***** Data for this exercise *****

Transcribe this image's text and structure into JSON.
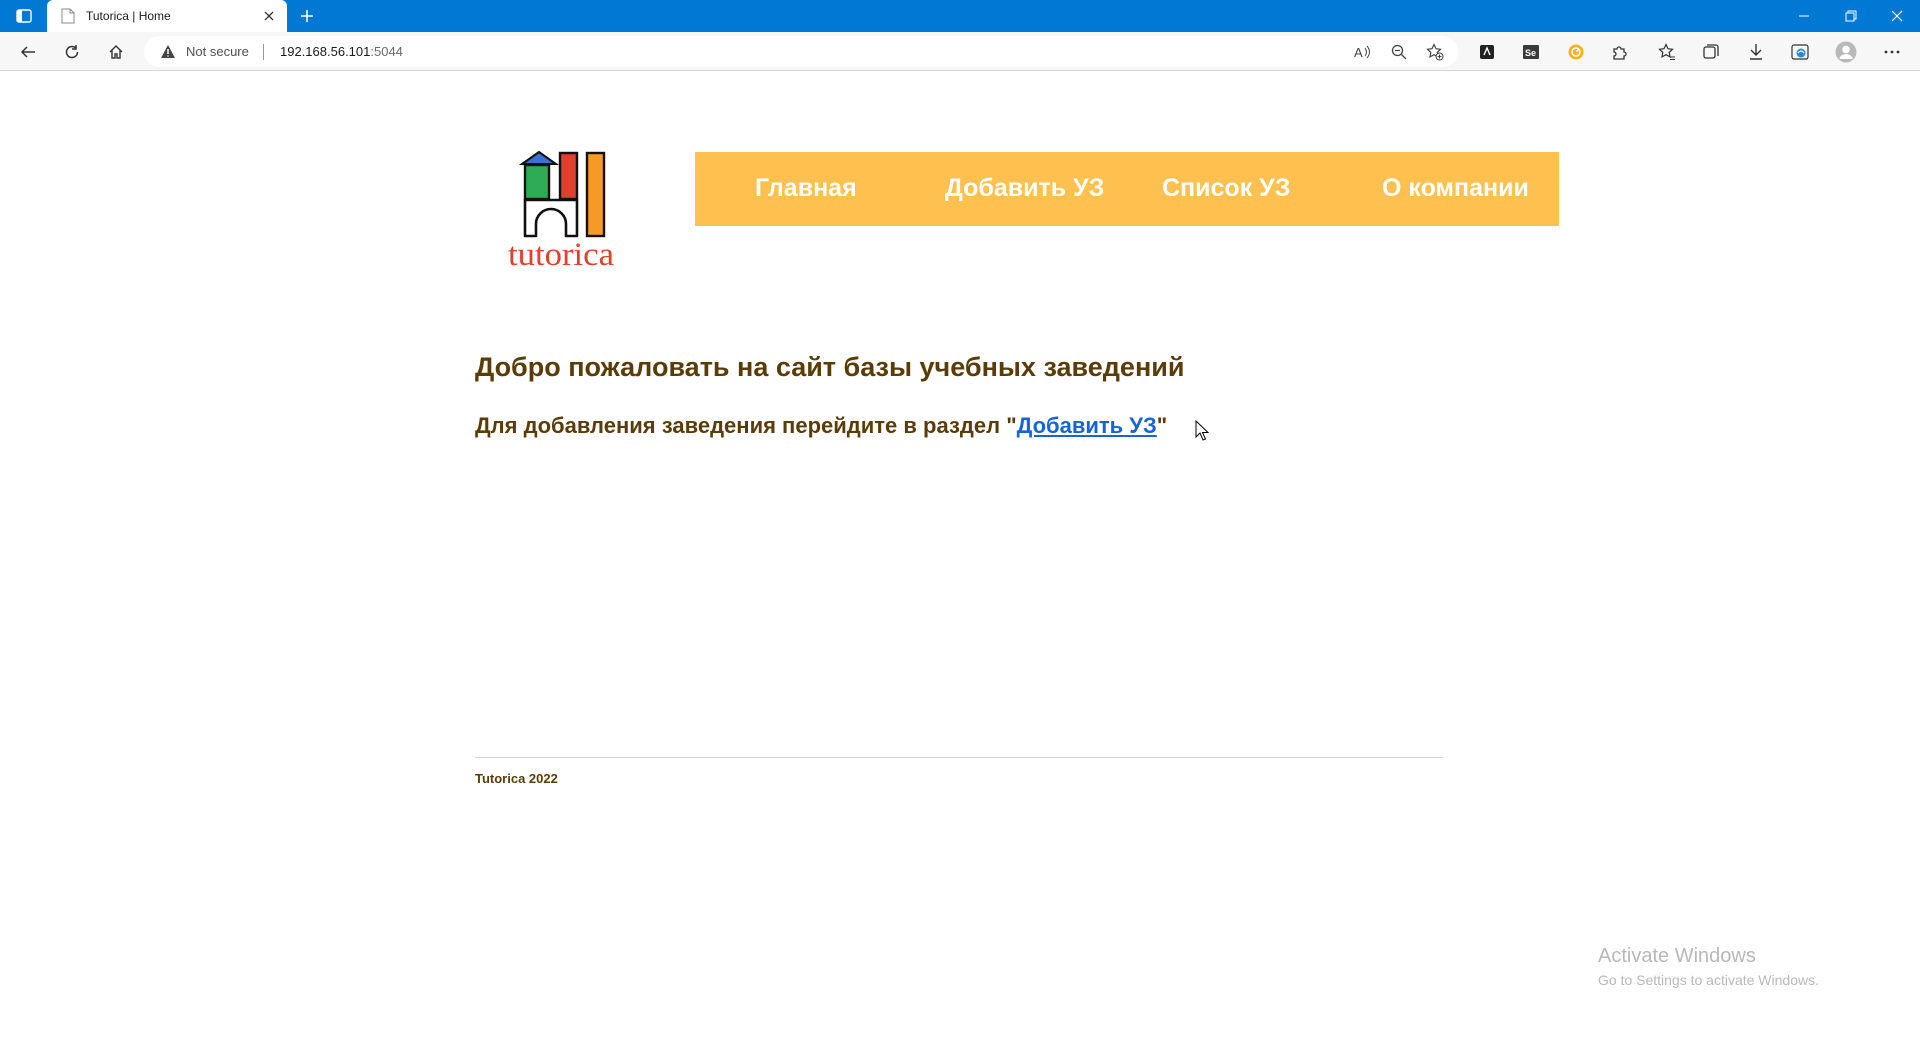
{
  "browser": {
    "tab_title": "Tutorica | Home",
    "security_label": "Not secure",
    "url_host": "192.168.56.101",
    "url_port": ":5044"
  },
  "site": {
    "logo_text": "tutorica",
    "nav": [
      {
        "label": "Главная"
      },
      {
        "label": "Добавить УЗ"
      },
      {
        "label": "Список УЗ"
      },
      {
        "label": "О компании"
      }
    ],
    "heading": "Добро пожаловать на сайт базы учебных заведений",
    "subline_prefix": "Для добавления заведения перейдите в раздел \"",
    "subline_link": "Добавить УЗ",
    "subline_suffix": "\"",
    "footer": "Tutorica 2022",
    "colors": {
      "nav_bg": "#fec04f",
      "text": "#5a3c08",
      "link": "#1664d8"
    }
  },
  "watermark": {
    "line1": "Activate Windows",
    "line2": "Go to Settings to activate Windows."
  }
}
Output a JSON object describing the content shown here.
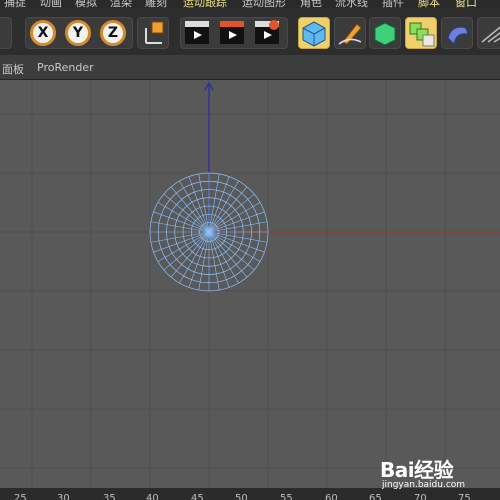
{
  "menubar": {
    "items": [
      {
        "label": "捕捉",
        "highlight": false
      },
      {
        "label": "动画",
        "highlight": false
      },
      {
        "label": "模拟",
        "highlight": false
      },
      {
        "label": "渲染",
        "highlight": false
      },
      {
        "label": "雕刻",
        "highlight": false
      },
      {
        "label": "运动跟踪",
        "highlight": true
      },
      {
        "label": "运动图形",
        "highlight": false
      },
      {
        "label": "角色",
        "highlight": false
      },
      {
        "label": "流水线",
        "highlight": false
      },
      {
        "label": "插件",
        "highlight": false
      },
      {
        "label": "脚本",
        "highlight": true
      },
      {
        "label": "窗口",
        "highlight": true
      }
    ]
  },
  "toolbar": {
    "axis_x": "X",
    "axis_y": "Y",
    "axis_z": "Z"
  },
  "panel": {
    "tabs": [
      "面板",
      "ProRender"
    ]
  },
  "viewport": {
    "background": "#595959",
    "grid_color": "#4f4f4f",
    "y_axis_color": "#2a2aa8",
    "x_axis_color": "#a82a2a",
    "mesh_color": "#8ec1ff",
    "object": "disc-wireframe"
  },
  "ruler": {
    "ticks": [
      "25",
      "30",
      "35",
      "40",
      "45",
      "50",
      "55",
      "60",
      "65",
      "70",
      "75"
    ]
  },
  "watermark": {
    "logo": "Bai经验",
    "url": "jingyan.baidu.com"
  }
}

*****
***** Data for this exercise *****

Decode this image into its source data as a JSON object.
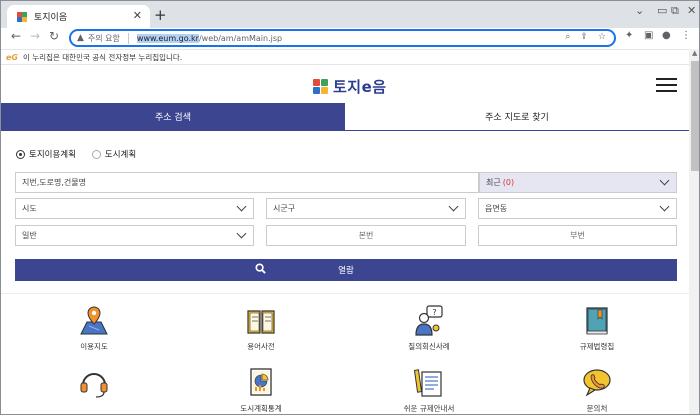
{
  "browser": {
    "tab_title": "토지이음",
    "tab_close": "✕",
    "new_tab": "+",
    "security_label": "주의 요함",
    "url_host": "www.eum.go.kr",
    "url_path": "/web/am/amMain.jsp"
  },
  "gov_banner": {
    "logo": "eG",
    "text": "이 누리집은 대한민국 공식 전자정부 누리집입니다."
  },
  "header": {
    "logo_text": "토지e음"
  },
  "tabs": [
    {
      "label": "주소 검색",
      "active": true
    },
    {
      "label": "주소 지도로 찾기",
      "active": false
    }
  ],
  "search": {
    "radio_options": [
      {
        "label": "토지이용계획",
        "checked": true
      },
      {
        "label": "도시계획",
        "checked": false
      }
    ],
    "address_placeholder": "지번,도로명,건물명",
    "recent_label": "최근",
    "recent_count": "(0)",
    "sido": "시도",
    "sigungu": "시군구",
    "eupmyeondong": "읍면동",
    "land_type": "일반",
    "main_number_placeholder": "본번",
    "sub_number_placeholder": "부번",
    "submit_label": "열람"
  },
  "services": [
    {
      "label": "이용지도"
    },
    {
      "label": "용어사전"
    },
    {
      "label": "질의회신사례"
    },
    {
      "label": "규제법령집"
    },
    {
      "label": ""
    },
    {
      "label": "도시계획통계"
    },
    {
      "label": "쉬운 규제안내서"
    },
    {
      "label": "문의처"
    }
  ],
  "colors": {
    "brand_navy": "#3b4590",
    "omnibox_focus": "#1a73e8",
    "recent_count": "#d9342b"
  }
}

*****
***** Data for this exercise *****

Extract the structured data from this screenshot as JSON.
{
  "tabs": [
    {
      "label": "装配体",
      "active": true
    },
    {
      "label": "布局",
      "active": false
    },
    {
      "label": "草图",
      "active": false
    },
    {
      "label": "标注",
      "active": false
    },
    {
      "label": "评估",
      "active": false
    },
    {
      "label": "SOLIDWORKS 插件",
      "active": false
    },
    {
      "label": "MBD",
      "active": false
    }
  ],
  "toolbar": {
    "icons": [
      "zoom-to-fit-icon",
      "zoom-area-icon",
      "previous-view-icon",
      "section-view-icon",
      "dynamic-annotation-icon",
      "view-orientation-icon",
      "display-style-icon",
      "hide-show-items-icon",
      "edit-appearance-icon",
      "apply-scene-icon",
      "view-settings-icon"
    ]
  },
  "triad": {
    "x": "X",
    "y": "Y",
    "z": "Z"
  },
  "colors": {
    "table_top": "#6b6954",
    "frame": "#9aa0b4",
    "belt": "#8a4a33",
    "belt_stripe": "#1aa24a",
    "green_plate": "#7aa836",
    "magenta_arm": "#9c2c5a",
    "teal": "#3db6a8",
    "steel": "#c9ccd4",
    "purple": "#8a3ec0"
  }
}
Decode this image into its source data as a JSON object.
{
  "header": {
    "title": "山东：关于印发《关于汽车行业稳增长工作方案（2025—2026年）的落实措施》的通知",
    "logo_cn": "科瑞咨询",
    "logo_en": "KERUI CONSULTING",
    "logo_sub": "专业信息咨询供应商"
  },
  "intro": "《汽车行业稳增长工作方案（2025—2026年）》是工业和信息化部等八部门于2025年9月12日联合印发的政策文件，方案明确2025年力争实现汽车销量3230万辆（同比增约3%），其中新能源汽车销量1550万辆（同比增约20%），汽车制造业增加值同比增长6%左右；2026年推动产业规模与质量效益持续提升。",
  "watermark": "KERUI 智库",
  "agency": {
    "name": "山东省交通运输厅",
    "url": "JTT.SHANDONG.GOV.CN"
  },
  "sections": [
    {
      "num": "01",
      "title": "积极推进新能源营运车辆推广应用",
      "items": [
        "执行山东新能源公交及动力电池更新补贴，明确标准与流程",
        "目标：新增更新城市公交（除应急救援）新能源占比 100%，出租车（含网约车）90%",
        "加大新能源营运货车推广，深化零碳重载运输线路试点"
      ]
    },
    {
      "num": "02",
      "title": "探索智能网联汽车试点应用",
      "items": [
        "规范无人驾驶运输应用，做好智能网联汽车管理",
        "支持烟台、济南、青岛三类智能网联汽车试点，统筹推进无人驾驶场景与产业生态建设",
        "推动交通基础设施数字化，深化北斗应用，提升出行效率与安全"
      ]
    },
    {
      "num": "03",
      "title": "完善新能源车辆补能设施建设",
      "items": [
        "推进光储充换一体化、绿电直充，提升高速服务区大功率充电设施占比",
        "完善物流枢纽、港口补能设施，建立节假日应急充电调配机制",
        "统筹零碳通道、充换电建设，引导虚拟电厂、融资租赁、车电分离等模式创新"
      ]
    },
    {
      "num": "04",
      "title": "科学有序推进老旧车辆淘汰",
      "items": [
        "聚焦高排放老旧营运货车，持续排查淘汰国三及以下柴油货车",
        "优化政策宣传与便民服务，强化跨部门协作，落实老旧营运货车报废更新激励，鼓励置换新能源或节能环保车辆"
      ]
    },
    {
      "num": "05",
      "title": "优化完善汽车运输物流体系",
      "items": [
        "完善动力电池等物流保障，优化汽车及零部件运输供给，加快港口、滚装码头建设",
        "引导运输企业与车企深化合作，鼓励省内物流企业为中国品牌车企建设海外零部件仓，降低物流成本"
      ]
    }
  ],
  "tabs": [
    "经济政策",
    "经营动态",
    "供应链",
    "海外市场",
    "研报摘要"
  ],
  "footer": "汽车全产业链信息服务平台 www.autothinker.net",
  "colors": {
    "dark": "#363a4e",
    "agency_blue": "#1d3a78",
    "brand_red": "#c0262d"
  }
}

*****

--- Stated problem ---
Copy all lines from the data that hold the word "Добавить".

--- Exercise answer ---
        "label": "Добавить УЗ"
    "subline_link": "Добавить УЗ",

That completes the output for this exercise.